| STATED GOAL |
Show each line that has the string "this" in it.

Figure data in JSON
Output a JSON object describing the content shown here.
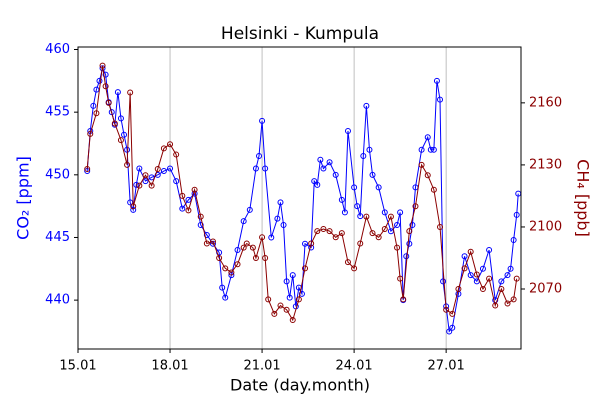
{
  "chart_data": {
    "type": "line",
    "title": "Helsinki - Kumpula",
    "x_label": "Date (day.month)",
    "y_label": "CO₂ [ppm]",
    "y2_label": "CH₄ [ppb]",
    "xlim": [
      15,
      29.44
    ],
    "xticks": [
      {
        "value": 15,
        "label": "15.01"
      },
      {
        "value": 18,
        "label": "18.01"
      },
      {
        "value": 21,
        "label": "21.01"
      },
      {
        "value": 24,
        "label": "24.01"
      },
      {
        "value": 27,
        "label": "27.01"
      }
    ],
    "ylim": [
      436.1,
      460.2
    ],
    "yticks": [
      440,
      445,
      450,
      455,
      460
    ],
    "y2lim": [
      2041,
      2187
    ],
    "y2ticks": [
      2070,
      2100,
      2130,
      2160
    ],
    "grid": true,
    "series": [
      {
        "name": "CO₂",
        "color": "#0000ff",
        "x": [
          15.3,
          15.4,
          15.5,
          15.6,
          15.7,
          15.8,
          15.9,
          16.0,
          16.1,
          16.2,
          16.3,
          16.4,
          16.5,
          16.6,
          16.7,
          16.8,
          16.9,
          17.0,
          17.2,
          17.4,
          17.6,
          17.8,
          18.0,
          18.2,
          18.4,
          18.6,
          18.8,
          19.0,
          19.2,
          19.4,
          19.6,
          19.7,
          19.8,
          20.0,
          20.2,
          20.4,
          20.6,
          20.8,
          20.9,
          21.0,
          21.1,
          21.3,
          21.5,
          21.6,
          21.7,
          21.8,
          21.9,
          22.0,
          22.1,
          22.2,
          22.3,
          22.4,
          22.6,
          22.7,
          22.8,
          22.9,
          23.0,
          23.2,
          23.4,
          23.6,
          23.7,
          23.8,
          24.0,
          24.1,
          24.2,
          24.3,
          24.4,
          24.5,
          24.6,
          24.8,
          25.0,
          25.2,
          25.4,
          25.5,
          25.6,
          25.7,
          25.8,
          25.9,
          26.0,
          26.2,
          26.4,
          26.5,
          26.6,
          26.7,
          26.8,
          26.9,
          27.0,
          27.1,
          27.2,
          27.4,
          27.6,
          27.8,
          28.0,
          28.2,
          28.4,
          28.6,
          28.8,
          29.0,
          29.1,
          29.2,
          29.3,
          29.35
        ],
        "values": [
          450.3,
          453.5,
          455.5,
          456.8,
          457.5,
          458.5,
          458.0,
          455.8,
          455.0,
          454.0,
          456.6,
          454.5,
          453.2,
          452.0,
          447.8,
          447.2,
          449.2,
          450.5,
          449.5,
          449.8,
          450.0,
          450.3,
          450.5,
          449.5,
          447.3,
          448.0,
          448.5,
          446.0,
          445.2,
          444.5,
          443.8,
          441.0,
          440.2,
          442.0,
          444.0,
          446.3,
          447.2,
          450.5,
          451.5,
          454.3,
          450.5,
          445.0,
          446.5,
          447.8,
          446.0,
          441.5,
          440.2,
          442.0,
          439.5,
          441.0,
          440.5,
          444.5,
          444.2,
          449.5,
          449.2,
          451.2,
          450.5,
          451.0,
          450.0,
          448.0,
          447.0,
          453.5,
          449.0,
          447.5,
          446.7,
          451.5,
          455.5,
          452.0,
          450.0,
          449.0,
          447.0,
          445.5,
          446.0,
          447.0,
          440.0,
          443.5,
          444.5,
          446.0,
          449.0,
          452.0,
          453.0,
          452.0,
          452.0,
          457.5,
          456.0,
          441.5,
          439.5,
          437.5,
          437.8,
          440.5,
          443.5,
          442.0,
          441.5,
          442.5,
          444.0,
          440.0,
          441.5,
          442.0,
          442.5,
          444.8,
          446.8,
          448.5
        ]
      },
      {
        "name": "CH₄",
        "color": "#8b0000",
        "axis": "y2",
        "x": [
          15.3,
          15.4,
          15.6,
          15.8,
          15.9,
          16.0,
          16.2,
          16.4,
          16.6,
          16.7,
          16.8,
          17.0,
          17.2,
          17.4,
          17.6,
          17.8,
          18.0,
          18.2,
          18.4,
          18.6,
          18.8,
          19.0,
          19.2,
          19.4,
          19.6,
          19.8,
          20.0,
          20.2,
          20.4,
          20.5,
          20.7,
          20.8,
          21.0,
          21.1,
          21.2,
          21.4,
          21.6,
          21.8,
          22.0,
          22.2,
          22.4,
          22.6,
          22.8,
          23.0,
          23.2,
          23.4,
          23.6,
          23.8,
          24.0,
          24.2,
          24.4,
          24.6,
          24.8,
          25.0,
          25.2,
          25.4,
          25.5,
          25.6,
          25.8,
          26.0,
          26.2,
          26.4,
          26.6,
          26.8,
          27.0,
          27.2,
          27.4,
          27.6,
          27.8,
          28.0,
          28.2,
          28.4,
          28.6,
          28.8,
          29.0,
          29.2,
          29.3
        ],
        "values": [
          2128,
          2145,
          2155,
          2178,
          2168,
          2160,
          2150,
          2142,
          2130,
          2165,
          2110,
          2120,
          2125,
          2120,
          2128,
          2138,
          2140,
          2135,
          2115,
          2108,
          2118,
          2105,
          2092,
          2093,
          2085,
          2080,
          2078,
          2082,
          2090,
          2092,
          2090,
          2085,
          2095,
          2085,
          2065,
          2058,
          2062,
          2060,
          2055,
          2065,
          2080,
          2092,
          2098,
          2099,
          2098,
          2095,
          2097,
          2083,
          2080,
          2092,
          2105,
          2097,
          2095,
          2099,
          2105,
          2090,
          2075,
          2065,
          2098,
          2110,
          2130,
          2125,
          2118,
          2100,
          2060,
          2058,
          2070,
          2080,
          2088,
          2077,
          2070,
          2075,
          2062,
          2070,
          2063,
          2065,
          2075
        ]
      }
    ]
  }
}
==
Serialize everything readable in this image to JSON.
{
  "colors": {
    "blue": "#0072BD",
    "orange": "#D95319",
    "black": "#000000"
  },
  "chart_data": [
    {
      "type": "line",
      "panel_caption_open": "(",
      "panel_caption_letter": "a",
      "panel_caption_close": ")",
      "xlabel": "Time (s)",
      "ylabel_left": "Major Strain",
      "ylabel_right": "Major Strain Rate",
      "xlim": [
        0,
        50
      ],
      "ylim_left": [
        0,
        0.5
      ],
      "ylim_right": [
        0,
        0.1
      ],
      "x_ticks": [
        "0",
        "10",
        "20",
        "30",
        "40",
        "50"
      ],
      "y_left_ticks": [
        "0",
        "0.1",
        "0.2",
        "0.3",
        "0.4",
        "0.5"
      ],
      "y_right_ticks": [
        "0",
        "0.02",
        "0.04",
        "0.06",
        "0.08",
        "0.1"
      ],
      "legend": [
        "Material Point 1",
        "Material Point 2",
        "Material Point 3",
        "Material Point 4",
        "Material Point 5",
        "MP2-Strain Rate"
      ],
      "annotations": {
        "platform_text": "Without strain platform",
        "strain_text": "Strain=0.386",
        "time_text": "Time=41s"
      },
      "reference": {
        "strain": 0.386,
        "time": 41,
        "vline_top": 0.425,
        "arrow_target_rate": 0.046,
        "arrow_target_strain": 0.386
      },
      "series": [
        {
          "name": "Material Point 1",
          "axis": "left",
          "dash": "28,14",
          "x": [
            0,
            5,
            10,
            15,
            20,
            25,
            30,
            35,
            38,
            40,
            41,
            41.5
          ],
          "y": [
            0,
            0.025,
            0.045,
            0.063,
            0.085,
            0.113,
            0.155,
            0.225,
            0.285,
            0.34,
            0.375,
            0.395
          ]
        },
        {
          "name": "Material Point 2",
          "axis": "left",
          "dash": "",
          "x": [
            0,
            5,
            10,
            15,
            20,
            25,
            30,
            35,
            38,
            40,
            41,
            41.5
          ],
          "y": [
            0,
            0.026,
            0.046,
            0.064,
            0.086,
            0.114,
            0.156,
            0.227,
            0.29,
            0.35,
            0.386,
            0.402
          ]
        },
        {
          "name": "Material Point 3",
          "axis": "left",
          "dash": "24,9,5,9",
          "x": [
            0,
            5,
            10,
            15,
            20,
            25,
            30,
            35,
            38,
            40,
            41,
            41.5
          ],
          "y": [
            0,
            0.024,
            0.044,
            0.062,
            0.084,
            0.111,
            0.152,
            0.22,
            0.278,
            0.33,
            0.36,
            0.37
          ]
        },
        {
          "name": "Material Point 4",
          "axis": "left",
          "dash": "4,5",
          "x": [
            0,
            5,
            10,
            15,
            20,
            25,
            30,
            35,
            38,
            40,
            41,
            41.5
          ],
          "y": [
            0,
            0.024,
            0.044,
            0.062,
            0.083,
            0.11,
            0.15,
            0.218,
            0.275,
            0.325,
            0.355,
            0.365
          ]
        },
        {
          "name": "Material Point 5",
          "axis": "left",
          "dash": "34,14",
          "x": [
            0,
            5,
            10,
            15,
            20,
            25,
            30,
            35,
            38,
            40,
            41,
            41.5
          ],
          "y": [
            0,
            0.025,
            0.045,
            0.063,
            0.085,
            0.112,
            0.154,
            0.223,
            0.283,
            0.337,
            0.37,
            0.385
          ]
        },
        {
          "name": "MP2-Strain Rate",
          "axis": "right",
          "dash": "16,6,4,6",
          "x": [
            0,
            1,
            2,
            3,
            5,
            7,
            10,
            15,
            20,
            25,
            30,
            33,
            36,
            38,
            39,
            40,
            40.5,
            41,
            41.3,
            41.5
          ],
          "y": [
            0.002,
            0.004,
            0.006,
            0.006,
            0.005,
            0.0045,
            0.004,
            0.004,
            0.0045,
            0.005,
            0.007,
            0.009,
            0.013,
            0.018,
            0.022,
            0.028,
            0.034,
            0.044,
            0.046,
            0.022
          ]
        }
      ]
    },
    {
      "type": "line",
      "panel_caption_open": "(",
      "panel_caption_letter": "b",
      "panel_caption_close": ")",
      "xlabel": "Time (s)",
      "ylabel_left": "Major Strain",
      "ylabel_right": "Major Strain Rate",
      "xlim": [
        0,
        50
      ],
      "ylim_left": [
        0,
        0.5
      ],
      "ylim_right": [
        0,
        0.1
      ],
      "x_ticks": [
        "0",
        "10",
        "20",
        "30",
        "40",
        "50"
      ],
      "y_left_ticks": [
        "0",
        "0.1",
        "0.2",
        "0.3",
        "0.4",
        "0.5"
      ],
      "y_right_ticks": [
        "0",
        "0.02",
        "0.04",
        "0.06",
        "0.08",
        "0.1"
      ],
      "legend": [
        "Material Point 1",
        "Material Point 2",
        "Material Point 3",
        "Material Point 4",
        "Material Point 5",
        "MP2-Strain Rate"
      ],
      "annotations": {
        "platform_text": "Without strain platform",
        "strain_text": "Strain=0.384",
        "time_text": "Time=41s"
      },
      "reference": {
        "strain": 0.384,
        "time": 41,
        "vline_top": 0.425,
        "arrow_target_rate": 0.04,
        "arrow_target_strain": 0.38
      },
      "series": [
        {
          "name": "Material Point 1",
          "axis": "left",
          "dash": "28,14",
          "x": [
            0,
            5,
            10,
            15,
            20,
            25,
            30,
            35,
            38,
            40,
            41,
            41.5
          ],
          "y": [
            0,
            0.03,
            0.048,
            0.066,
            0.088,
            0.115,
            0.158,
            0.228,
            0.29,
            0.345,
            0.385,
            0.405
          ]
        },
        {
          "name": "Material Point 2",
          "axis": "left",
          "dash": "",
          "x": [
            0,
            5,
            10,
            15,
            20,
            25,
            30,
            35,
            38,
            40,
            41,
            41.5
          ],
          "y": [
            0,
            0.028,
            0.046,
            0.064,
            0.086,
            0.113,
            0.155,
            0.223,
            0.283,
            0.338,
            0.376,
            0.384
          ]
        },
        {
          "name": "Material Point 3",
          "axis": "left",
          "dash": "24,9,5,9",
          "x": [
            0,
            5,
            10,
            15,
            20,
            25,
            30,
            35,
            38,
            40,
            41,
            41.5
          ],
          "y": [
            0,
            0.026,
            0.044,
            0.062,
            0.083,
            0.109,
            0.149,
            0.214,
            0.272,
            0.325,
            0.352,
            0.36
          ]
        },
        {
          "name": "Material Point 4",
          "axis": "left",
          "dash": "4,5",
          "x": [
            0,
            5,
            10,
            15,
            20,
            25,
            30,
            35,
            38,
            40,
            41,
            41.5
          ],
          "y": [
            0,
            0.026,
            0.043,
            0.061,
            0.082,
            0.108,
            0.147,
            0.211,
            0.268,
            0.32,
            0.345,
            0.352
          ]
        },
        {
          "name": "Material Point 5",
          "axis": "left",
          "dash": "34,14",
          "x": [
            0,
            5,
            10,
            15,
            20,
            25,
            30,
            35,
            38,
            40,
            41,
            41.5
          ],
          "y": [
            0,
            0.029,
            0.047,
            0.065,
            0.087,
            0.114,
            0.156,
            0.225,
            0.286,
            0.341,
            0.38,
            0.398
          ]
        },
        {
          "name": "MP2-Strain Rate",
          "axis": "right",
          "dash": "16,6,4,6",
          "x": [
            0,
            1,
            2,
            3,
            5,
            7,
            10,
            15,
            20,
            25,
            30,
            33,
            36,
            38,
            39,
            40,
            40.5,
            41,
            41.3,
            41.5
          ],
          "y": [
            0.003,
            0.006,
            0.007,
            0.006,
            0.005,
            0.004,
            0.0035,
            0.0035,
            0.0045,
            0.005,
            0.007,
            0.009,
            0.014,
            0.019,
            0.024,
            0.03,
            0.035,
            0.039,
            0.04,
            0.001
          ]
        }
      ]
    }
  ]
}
--
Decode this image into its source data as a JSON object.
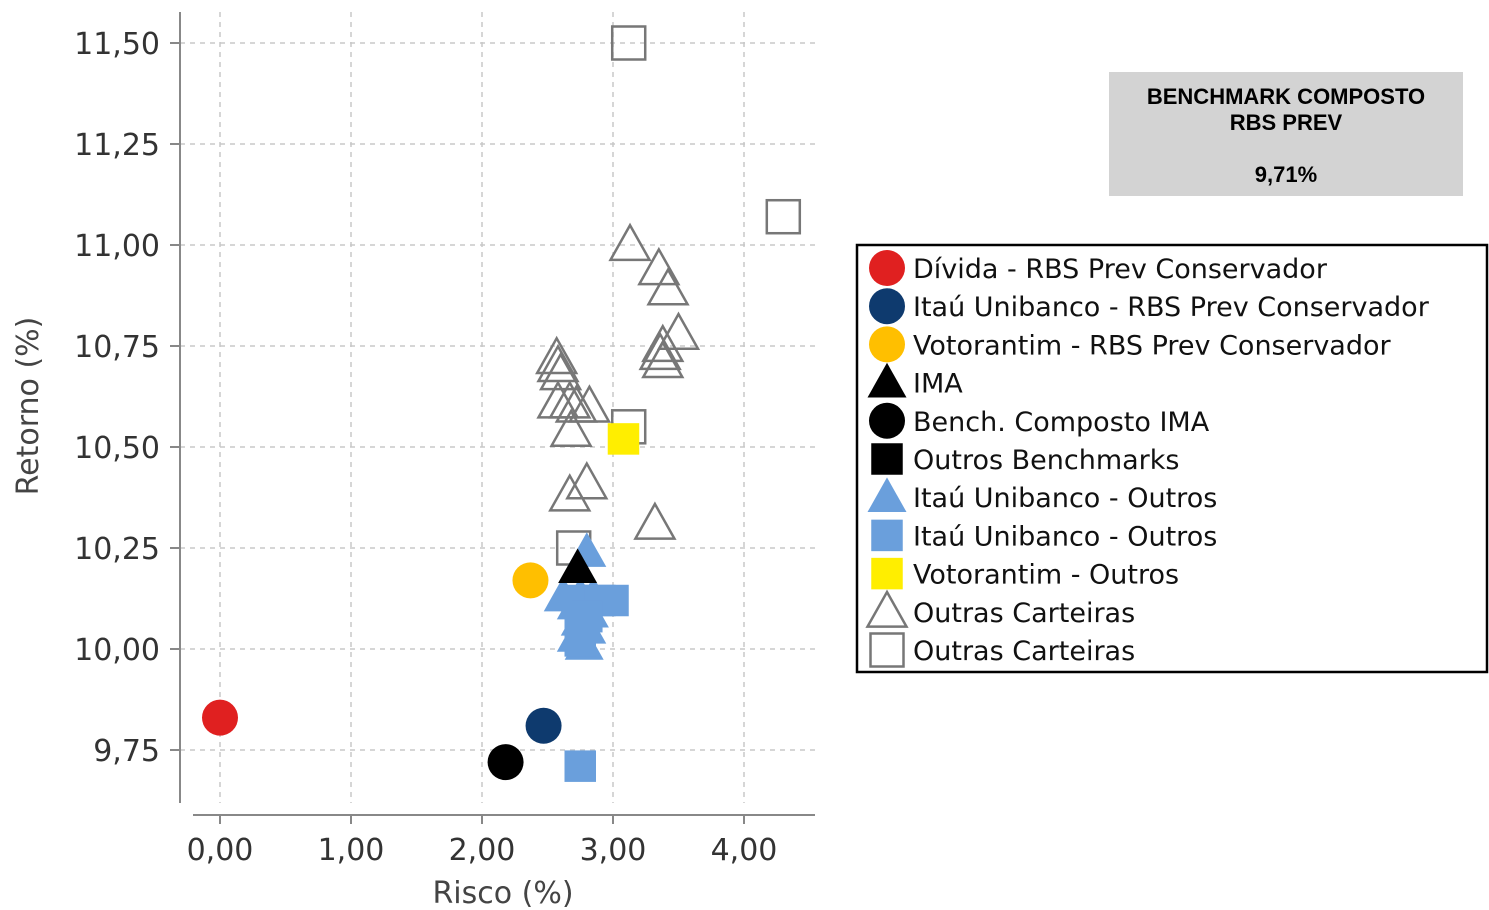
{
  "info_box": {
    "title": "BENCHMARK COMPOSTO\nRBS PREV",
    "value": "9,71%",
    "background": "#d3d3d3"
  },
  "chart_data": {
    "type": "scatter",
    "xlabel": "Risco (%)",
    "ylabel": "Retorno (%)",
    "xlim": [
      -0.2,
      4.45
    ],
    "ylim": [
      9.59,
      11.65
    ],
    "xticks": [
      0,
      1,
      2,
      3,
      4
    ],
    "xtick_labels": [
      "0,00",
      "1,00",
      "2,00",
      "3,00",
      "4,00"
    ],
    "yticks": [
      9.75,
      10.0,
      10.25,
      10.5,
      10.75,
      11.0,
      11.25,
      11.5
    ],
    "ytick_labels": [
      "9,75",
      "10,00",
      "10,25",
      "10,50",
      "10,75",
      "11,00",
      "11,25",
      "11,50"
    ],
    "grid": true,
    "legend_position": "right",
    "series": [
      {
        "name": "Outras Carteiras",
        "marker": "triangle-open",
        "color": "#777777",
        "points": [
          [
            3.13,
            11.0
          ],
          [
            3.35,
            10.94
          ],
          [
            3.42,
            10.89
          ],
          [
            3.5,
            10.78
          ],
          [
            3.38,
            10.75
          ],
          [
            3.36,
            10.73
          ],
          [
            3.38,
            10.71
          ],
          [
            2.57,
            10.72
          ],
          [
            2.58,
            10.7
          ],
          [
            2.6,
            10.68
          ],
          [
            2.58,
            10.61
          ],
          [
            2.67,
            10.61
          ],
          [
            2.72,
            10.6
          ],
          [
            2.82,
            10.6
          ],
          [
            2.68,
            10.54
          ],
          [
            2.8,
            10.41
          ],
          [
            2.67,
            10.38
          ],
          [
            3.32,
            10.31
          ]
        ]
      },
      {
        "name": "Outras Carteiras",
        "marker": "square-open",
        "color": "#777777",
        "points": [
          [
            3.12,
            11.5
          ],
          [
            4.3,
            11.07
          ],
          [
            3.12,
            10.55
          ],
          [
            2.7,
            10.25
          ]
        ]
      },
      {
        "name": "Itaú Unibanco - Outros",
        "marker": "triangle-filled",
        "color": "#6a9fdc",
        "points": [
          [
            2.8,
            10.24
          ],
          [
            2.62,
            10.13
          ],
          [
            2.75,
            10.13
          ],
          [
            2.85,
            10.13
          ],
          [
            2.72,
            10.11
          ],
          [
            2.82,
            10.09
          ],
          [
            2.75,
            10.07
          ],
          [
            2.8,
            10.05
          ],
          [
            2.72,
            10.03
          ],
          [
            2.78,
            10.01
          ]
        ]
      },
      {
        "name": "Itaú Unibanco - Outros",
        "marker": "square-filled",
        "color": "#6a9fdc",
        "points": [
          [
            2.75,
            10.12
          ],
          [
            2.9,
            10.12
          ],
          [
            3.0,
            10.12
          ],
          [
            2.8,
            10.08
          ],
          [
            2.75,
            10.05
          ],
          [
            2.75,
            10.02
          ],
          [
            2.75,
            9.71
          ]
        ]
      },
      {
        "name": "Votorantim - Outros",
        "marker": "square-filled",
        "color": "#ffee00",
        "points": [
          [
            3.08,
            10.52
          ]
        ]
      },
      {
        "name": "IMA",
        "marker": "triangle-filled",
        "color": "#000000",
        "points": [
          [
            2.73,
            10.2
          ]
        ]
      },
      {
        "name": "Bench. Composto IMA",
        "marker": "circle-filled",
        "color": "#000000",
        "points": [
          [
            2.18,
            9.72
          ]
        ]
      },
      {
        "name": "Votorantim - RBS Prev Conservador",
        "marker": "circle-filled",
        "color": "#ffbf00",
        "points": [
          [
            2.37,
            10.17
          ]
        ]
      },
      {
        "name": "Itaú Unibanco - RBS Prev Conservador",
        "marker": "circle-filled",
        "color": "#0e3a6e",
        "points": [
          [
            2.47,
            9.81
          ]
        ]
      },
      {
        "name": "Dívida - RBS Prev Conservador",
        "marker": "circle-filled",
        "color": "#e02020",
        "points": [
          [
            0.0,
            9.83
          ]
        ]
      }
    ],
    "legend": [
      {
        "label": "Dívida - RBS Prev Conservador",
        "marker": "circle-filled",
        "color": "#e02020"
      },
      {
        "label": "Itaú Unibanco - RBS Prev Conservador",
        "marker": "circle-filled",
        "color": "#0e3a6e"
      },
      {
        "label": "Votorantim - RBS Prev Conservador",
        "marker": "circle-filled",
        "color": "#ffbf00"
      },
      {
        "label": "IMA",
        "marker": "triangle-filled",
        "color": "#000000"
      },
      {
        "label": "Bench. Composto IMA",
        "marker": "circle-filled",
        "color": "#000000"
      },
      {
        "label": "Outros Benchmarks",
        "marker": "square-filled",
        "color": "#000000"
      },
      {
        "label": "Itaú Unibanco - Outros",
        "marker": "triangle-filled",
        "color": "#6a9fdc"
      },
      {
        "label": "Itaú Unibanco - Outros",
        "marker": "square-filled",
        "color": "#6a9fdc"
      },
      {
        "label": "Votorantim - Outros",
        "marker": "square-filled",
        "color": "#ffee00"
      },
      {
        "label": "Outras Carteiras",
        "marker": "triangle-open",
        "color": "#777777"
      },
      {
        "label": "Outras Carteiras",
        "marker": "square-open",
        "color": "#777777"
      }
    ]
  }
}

| FULL OUTPUT |
Serialize everything readable in this image to JSON.
Decode this image into its source data as a JSON object.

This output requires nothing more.